> _GOAL_
Carry on the post about military tribunals and the Geneva Conventions from the point where it stops.

— START TEXT PASSAGE —

Well, hope springs eternal, doesn't it?  Of course, not a half day has passed before the dodging begins.  Some excerpts from the latest updates on the New York Times story:

The Bush administration called today for Congress to fix, rather than scrap, the system of military tribunals struck down by the Supreme Court last month, while the Pentagon pledged to treat detainees in accordance with the Geneva Conventions as the court had required.

But a key Republican senator warned that the administration was risking a “long, hot summer’’ if it pushed Congress to retain the tribunal system for the suspects now held at the detention center in Guantánamo Bay, Cuba, instead of working to adapt traditional military courts to meet the demands of the war on terror.

 

The White House spokesman Tony Snow said today that the Pentagon memo was “not really a reversal of policy,’’ since detainees were already being treated humanely.

 

Concerning a replacement for the tribunals, Mr. Snow said the administration intended to work with Congress to devise a system of justice for terror suspects, as the court had required. At a hearing of the Senate Judiciary Committee, Steven Bradbury, a Justice Department official, laid out the administration’s case for making changes to the system of military tribunals rather than scrapping them altogether.

“All the issues with military commissions identified by the Supreme Court can be addressed and resolved through legislation,’’ Mr. Bradbury said.

Mr. Bradbury said that traditional military courts offered such strong protections to defendants as to make them worthless in the fight against terrorism.
 

 Silly me!

Congress could override, and legislation on point would override contrary customary international law or even a binding treaty.

How do you figure? Perhaps my education was lacking on this point, but I've always understood the Supremacy Clause to make binding treaty obligations supercede federal legislation in a similar sense as federal legislation superceding state action.

Me, too, but I guess there might be two ways in which OM is right.  First, in the age we live in, Congress could follow the fashions and just legislate as if the Supremacy clause didn't apply; that wouldn't fall apart until the next time SCOTUS rules on the issue.  Second, they could - unless I am mistaken - pull out of the Geneva Conventions.  To the extent that there are supporters of the Administration in Congress, I expect they plan to do the latter, and simply stipulate that Geneva doesn't cover these detainees.

— END TEXT PASSAGE —
— START ENTRIES SHOWN —

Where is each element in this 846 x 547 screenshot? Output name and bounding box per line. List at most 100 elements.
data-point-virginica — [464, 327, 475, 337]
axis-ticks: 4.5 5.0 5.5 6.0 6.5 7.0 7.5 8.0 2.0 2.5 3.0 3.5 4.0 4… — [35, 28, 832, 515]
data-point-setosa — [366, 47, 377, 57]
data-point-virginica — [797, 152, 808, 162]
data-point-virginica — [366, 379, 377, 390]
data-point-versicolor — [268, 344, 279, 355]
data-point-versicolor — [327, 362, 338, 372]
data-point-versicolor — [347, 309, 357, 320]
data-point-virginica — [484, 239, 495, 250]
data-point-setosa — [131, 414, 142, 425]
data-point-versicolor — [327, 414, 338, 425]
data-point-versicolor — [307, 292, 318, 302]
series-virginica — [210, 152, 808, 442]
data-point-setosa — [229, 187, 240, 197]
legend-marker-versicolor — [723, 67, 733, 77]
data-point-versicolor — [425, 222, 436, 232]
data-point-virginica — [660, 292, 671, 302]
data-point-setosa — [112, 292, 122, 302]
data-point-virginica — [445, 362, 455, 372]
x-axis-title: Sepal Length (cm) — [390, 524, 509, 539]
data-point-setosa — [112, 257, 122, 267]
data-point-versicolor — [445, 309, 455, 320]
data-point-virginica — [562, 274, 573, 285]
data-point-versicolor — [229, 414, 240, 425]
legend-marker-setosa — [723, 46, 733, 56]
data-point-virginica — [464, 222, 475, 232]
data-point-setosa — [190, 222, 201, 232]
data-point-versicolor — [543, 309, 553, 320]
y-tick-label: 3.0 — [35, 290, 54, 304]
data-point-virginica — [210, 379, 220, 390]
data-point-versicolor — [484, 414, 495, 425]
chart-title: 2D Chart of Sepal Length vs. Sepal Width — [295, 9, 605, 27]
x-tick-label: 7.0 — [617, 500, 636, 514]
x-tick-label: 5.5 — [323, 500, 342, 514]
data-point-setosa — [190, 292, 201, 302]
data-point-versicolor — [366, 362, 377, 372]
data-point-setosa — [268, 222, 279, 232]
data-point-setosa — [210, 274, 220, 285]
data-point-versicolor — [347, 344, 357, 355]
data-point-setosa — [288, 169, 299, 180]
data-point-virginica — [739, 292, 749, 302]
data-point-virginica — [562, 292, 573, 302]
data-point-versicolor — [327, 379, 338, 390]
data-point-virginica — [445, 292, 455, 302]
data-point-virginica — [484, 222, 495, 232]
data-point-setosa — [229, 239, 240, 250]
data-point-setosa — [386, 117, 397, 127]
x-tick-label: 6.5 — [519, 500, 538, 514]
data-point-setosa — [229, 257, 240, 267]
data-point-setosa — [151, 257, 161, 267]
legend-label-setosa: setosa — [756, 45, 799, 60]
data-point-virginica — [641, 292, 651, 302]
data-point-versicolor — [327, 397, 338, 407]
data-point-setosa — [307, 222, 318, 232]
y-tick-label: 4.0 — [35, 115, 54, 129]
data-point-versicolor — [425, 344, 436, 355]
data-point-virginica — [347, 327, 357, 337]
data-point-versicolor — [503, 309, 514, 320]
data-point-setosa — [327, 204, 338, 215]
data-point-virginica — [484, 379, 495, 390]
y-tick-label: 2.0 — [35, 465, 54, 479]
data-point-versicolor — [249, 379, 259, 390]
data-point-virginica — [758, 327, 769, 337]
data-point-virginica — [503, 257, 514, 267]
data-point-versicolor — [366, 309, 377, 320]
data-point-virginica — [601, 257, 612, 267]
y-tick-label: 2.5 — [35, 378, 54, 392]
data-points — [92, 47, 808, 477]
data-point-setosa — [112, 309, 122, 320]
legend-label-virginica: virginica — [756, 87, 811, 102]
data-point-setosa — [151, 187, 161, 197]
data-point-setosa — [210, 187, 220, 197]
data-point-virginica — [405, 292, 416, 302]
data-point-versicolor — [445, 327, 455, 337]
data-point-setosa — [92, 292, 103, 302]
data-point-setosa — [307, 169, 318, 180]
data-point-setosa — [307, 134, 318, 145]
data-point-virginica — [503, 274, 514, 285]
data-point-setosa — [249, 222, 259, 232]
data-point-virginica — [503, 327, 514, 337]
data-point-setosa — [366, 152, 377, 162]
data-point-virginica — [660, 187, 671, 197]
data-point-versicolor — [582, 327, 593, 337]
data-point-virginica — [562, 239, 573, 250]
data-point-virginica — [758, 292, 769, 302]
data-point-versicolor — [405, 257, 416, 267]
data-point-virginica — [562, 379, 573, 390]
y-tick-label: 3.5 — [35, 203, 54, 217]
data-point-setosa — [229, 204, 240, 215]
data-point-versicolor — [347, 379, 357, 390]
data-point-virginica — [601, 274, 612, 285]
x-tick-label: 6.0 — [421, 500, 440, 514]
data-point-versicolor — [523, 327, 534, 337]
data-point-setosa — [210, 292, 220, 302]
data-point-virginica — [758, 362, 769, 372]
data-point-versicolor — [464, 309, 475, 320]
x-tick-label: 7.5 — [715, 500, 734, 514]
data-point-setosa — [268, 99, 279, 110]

— END ENTRIES SHOWN —

> _ANSWER FOR THIS EXERCISE_
We do know what the testimony of four out of the 5 will be and it won't surprise most people here. On July 14, 2005, (coincidental?) the Subcomitte on Personnel for the COMMITTEE ON ARMED SERVICES held hearings To receive testimony on military justice and detention policy in the global war on terrorism.

Major General Thomas J. Romig, Rear Admiral James E. McPherson, Brigadier General Kevin M. Sandkuhler, and Major General Jack L. Rives, USAF were witnesses on Panel 1. Helpfully, they consolidated their thoughts into a five page presentation that boils down to this:

The use of military commissions for terrorists who violate the laws of war, as opposed to other trial alternatives such as the federal courts or military courts-martial, best provides the flexibility necessary to ensure that these equally important yet competing goals are attained.

I'm not sure why Congress even bothers.

Five other witness were included in the hearings. Out of these five, only two happened to disagree with the administration's stance on torture, detainment, Geneva Conventions, etc.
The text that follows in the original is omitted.